» **SHORT PROBLEM**
Filter these entries, keeping only lines that hold the word "yordamida".
_ _ _ _
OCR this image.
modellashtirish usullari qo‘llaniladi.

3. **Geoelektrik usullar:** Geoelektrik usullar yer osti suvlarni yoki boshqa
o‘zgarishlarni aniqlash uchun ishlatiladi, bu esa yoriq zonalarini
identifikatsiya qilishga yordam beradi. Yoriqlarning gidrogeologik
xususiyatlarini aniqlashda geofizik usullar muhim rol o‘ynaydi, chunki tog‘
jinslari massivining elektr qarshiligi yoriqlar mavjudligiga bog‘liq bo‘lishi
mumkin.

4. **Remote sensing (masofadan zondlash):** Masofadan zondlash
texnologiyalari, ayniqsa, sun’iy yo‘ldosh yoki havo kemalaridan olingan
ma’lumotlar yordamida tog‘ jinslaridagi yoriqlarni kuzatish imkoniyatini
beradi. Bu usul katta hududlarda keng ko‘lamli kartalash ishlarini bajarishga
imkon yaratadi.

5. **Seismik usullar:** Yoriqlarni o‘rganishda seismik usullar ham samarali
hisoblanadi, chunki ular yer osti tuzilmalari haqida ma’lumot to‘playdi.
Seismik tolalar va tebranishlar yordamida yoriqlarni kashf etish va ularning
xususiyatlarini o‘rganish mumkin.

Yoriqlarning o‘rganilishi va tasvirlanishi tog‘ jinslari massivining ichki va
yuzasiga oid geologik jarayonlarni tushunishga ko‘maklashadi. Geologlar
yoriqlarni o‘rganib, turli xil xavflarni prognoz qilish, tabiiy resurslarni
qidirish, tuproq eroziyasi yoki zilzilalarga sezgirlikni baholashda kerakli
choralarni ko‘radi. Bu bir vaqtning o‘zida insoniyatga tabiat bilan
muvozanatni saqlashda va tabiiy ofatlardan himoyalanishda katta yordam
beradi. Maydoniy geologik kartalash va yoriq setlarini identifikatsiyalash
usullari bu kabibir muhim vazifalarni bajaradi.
_ _ _ _
» **RESULT OF THE EXERCISE**
ma’lumotlar yordamida tog‘ jinslaridagi yoriqlarni kuzatish imkoniyatini
Seismik tolalar va tebranishlar yordamida yoriqlarni kashf etish va ularning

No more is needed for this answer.